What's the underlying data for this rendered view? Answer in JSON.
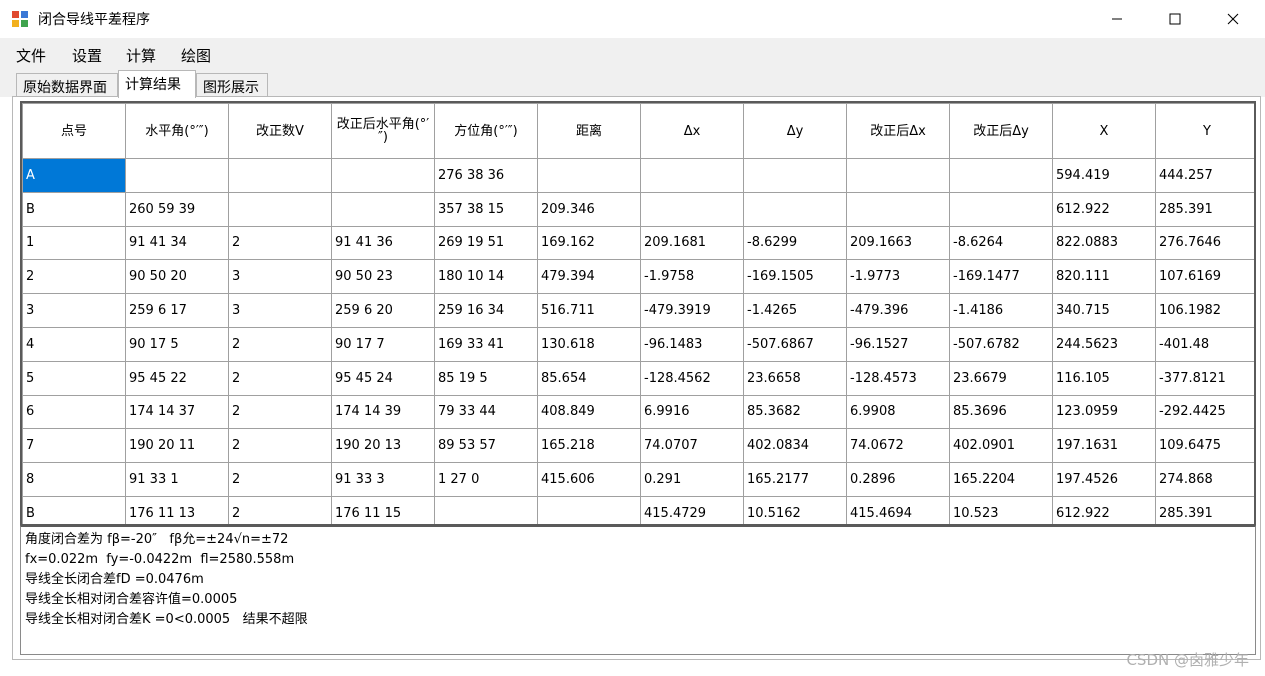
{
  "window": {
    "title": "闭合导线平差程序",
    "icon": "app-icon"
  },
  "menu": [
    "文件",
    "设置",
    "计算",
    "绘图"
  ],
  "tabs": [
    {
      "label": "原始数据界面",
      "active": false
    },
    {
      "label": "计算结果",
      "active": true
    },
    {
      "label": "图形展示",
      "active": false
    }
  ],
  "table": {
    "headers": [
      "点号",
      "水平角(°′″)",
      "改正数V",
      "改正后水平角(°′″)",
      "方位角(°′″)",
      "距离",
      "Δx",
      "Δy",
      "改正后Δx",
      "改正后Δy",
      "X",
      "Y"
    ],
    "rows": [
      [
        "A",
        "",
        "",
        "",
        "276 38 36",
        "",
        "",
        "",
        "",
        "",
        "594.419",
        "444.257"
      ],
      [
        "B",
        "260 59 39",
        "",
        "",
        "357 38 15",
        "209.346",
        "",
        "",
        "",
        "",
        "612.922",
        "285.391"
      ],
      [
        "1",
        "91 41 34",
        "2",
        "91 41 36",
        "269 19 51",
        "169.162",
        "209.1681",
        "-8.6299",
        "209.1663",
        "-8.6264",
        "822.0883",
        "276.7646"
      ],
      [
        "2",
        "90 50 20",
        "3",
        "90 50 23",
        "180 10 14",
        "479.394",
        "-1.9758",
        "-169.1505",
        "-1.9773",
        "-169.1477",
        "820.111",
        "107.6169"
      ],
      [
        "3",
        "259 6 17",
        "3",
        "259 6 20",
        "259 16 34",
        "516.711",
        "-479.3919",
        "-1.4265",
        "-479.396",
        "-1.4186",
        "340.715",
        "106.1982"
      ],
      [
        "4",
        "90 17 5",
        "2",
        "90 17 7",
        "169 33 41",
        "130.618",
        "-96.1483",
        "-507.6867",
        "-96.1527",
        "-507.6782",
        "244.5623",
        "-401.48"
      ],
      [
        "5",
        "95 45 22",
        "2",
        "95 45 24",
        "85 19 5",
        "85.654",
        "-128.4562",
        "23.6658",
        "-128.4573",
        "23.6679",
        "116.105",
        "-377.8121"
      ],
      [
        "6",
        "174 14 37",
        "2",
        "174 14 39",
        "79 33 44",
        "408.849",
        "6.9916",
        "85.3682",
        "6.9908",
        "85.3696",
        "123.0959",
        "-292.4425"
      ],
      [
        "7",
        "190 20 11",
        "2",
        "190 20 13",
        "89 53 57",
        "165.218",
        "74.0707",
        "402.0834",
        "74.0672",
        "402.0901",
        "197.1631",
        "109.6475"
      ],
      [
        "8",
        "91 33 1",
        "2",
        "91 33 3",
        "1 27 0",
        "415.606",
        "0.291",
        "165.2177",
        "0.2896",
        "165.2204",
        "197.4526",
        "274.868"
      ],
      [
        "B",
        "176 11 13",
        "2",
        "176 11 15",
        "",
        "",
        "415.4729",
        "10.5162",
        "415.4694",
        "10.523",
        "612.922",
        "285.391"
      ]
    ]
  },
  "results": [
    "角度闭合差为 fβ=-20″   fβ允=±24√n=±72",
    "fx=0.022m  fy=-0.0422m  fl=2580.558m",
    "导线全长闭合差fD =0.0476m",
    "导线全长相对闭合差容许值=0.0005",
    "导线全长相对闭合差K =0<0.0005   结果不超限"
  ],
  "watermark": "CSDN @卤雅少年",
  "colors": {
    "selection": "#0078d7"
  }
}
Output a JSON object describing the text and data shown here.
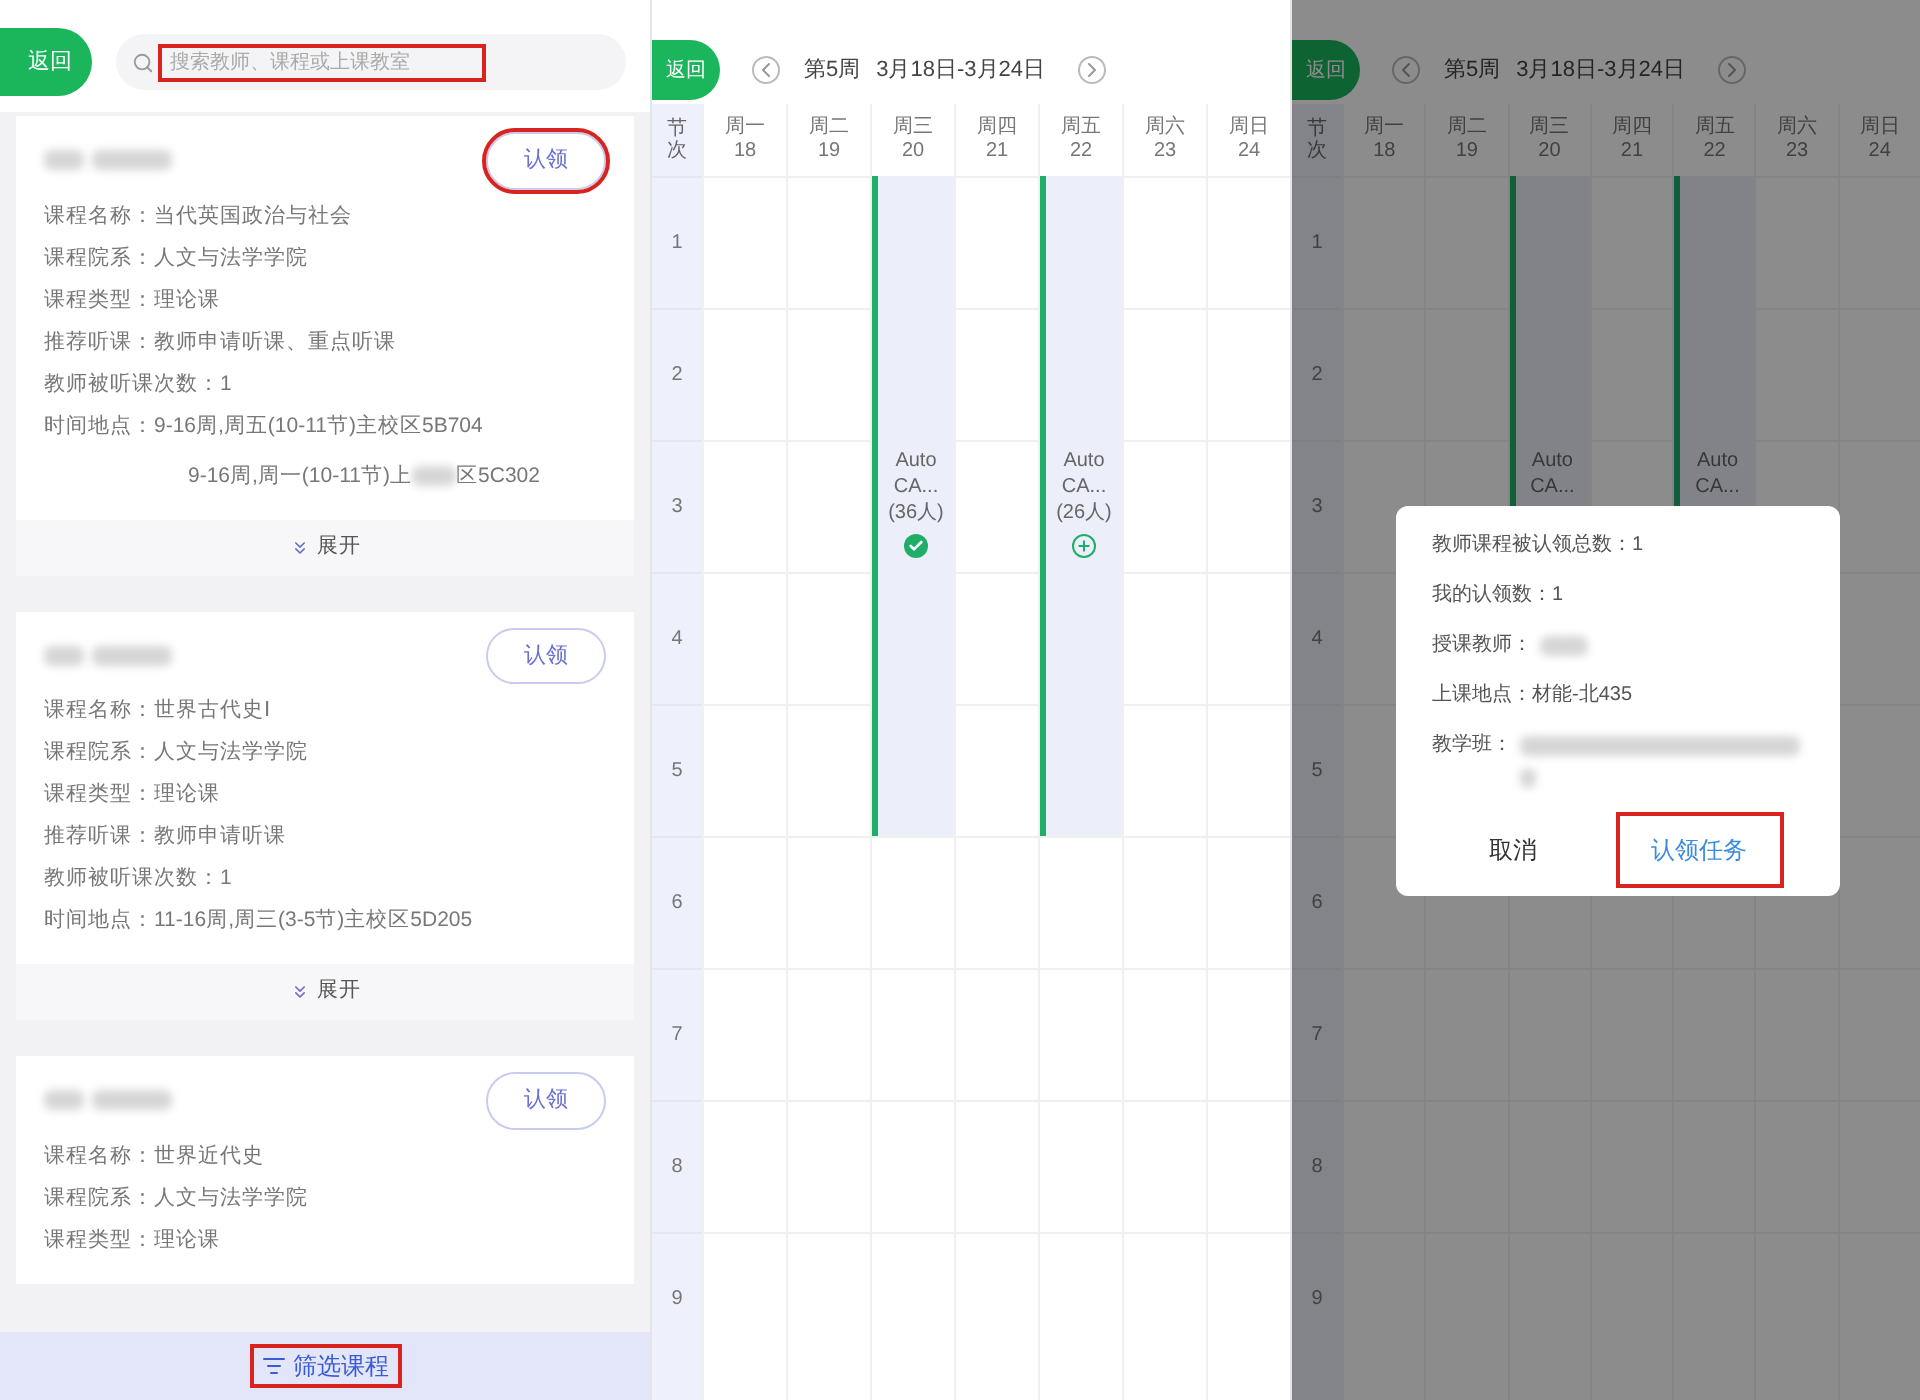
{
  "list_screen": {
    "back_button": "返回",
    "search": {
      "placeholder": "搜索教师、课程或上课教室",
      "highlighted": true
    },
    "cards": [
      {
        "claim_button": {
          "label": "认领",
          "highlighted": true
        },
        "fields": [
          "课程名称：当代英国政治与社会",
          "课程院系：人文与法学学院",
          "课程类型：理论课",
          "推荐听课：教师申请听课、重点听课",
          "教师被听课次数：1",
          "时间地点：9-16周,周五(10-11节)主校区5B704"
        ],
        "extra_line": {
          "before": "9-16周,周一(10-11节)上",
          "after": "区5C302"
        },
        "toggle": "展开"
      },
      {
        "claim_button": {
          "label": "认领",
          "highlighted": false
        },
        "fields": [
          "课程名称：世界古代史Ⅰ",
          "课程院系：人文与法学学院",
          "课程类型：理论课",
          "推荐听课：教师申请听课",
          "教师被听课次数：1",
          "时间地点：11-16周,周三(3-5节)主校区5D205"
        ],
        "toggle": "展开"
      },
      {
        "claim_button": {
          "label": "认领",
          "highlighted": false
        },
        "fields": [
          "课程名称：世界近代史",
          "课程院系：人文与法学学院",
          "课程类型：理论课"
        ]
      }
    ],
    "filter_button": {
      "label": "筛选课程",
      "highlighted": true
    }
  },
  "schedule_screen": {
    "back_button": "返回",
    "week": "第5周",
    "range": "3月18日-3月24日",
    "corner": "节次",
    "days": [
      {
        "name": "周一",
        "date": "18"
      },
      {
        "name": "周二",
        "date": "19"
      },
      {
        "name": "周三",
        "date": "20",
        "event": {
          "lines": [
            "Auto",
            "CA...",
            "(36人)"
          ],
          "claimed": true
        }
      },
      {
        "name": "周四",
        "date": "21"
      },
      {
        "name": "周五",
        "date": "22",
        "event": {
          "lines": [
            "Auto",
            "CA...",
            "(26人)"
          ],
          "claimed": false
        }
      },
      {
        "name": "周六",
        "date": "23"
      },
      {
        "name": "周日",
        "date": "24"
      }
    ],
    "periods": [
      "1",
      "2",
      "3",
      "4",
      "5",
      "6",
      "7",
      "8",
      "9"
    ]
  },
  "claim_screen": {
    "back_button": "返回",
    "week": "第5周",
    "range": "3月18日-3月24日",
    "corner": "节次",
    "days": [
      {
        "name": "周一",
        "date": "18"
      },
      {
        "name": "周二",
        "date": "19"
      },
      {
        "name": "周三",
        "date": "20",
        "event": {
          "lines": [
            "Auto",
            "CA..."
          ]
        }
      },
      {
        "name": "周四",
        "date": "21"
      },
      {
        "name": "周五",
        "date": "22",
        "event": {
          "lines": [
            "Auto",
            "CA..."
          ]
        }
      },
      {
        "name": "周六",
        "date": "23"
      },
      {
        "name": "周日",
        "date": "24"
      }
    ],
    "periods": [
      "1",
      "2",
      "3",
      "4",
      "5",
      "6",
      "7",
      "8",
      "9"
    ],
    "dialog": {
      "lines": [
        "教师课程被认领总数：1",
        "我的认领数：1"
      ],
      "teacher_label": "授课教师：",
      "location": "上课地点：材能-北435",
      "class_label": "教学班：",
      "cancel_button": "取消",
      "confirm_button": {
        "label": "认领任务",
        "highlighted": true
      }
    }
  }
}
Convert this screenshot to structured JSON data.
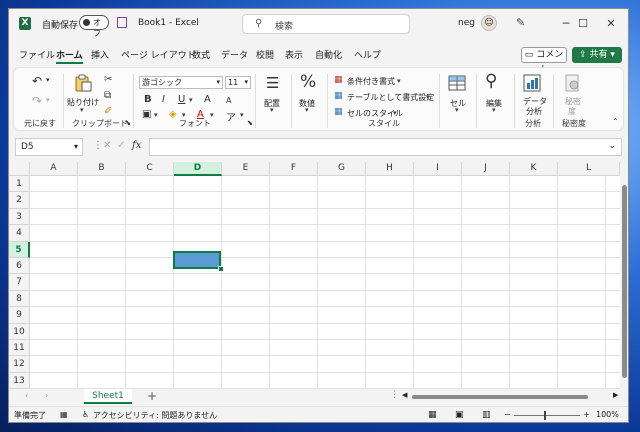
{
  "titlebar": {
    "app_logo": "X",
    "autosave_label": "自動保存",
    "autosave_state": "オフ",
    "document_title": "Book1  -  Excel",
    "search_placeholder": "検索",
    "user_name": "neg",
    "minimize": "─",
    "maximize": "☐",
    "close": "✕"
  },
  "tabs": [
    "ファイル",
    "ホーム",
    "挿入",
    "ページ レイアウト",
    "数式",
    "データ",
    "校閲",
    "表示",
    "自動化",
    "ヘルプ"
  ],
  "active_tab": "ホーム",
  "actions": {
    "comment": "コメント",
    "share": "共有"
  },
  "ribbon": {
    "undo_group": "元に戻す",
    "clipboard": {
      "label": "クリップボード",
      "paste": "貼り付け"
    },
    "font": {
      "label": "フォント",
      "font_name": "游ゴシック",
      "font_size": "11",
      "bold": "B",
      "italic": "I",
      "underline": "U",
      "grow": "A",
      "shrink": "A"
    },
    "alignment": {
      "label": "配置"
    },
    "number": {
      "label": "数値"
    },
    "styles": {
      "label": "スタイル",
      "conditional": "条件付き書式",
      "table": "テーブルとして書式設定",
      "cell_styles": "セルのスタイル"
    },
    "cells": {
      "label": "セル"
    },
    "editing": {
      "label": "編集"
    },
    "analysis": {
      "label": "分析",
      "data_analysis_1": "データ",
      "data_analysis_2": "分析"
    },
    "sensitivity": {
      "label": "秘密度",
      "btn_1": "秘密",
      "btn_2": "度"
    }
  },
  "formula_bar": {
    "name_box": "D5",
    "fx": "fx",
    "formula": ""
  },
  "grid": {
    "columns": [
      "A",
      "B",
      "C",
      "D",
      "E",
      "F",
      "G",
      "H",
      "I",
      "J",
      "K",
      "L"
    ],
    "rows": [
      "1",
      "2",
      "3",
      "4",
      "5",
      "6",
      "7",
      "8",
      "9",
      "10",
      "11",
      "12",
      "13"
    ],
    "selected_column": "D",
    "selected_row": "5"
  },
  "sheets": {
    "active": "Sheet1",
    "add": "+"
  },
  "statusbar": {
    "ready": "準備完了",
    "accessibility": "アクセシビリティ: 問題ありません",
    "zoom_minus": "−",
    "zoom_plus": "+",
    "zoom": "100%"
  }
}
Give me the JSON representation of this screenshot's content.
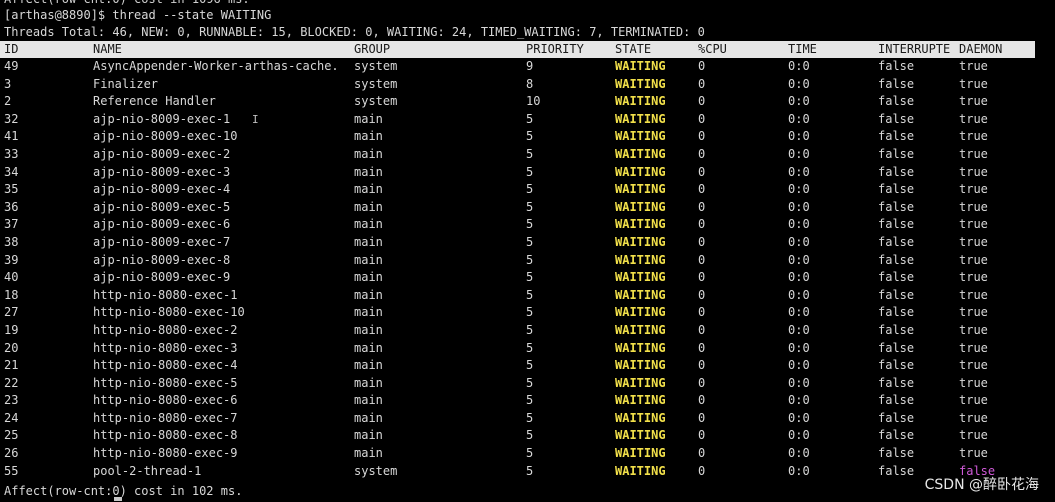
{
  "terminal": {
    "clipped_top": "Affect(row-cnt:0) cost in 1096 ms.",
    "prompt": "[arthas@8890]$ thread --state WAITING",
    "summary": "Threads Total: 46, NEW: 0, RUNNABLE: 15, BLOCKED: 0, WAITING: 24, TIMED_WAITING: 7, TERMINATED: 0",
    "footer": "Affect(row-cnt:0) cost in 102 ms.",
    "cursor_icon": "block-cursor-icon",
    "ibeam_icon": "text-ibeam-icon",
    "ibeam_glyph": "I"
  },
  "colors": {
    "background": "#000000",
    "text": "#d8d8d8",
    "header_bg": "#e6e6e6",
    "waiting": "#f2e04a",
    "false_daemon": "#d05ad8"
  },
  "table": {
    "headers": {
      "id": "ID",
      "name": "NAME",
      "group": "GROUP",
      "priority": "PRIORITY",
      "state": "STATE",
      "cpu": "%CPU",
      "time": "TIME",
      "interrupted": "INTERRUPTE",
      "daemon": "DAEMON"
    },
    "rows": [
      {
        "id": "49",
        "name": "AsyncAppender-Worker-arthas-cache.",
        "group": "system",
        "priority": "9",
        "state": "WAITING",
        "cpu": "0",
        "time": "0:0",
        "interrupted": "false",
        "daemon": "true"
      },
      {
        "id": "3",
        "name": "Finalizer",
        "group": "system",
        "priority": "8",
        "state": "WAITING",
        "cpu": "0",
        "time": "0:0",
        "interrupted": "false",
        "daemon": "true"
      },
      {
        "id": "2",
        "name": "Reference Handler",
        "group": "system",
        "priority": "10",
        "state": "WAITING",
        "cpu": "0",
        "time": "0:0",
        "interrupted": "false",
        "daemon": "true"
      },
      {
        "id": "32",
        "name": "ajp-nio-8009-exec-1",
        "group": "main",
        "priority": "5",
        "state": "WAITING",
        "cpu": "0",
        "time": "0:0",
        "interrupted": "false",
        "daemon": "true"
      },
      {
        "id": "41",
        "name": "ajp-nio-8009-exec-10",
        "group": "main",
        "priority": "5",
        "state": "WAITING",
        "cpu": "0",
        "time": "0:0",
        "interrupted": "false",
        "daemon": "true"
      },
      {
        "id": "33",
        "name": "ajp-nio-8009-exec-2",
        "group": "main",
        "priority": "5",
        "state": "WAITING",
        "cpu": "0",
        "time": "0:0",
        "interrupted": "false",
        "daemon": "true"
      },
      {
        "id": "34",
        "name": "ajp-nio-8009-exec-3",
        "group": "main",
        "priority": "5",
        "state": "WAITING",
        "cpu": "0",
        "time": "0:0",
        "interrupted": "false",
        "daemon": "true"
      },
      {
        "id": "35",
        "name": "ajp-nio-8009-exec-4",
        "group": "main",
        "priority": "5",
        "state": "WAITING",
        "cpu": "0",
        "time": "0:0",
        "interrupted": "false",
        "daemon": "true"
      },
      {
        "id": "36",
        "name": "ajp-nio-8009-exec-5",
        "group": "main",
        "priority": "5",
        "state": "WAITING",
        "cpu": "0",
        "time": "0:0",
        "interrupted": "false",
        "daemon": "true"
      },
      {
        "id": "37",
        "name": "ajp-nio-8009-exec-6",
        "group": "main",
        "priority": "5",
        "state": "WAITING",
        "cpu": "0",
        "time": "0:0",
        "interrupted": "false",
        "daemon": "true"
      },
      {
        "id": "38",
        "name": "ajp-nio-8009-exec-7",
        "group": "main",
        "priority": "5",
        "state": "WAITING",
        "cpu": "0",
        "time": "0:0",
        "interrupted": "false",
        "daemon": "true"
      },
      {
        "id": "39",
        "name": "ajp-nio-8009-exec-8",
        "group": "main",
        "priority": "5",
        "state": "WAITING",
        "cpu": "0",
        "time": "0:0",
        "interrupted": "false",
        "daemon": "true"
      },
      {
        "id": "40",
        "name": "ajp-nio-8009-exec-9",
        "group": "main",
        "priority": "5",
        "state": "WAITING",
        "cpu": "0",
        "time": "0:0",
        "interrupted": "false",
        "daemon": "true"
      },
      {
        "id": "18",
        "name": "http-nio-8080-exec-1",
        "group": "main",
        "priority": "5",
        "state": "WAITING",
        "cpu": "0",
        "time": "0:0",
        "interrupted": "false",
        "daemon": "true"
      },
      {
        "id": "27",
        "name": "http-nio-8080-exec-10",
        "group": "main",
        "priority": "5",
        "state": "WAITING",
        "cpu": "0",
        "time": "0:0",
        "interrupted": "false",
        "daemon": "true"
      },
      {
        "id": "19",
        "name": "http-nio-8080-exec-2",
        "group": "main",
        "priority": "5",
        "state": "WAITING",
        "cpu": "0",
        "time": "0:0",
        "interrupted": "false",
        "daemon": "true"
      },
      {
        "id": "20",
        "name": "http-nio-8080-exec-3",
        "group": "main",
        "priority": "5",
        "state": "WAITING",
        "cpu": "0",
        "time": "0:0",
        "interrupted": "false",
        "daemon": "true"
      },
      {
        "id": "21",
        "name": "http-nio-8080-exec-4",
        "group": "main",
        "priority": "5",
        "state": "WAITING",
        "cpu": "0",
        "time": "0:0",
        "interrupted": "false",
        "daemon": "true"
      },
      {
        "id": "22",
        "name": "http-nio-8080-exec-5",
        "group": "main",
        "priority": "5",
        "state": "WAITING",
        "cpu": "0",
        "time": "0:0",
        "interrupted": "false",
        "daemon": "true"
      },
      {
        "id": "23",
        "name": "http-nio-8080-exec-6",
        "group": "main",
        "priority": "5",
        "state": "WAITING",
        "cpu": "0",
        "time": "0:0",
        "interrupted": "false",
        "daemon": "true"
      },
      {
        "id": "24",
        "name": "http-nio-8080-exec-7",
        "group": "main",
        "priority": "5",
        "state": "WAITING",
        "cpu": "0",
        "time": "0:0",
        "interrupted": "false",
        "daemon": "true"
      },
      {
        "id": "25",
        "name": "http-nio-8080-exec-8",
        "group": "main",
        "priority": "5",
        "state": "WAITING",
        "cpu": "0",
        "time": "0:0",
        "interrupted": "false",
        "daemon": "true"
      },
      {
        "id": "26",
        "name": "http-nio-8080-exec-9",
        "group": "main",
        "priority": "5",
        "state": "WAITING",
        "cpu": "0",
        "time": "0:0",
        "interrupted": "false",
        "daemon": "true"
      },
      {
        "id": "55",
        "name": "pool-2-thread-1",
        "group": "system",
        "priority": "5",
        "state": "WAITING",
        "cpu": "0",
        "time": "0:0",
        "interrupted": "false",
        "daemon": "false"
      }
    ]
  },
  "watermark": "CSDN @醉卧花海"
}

═══

▸ **What is needed**:
Using the records given above, list every line that includes the word "arthas".

▸ **Exercise response**:
    "prompt": "[arthas@8890]$ thread --state WAITING",
        "name": "AsyncAppender-Worker-arthas-cache.",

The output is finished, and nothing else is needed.